■ **The problem**: Take each line that has the word "this" and return it.
BEGIN Items
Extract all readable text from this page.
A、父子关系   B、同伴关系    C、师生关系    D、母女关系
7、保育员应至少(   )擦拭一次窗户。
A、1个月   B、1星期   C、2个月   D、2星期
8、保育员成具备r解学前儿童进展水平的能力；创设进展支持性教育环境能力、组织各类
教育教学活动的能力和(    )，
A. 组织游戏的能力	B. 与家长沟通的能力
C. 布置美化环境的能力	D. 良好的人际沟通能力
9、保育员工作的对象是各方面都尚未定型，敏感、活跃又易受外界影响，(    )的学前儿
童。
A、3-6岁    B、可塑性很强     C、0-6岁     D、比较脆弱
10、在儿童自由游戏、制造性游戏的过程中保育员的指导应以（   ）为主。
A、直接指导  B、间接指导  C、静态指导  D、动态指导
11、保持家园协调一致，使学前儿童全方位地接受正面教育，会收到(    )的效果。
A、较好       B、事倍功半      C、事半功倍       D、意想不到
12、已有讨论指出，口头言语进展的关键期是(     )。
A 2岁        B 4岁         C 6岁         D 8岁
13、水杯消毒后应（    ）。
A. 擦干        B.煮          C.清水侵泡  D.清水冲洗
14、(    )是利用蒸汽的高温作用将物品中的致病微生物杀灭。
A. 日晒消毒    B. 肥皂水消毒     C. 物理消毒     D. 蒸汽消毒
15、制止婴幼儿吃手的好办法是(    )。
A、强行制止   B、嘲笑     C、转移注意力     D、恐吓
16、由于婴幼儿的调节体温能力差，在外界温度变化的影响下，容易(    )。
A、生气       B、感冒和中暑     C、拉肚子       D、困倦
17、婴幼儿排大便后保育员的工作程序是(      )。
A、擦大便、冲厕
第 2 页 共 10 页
END Items
BEGIN Items
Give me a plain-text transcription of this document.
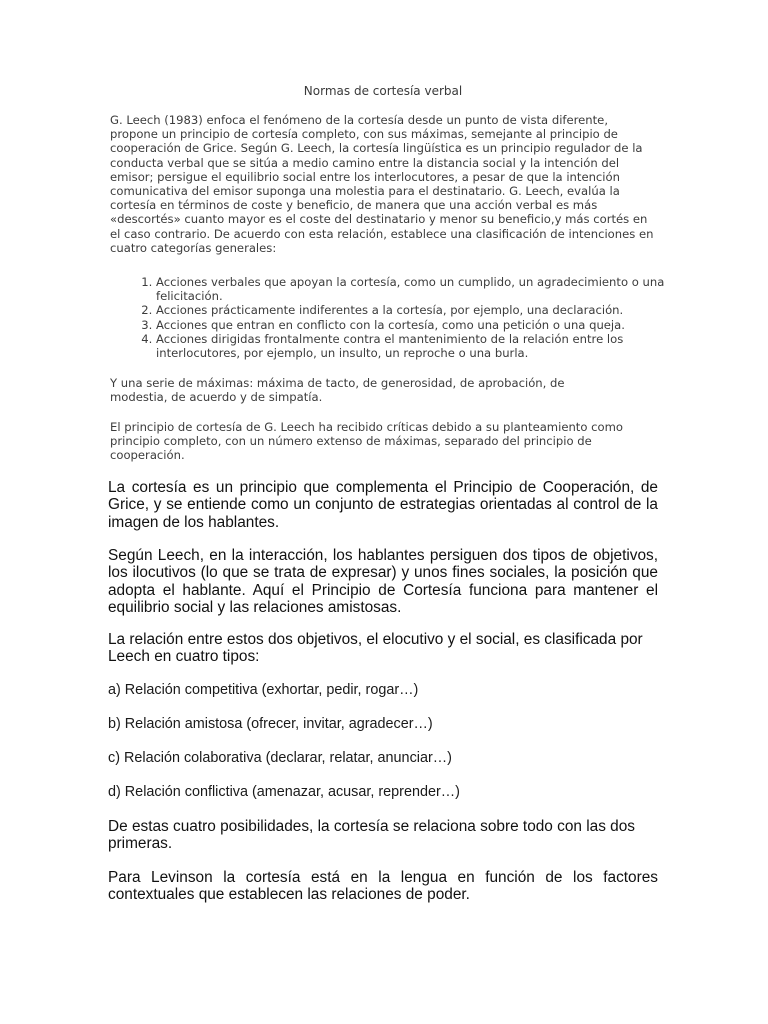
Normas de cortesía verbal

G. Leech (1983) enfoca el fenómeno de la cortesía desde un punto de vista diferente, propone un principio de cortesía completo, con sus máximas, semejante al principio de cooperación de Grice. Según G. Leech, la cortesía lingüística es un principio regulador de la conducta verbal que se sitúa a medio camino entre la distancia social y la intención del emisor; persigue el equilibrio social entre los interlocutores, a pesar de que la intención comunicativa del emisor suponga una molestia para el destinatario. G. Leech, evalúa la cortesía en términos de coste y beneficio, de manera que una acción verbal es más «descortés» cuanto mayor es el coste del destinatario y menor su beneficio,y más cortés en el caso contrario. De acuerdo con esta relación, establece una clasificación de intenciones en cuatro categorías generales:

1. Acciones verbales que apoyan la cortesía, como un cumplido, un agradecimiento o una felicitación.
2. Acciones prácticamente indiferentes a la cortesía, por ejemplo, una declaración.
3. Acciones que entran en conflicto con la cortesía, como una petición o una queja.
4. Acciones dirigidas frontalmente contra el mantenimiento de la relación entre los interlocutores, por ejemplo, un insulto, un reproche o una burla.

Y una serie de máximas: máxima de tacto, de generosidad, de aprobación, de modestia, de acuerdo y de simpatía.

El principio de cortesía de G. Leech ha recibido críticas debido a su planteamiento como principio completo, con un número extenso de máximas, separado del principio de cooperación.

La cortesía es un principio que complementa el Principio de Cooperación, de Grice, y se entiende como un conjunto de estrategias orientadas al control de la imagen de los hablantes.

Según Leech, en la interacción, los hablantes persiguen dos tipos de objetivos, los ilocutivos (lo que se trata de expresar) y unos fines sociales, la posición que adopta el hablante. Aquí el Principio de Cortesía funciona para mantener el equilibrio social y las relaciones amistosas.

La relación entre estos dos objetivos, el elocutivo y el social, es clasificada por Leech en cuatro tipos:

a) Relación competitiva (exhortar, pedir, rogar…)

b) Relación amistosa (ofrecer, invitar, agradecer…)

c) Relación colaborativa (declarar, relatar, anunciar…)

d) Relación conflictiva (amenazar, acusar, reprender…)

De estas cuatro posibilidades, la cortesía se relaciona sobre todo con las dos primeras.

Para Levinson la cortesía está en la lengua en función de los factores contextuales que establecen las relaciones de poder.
END Items
■ **Finished task**:
Extract all readable text from this page.
Give me a plain-text transcription of this document.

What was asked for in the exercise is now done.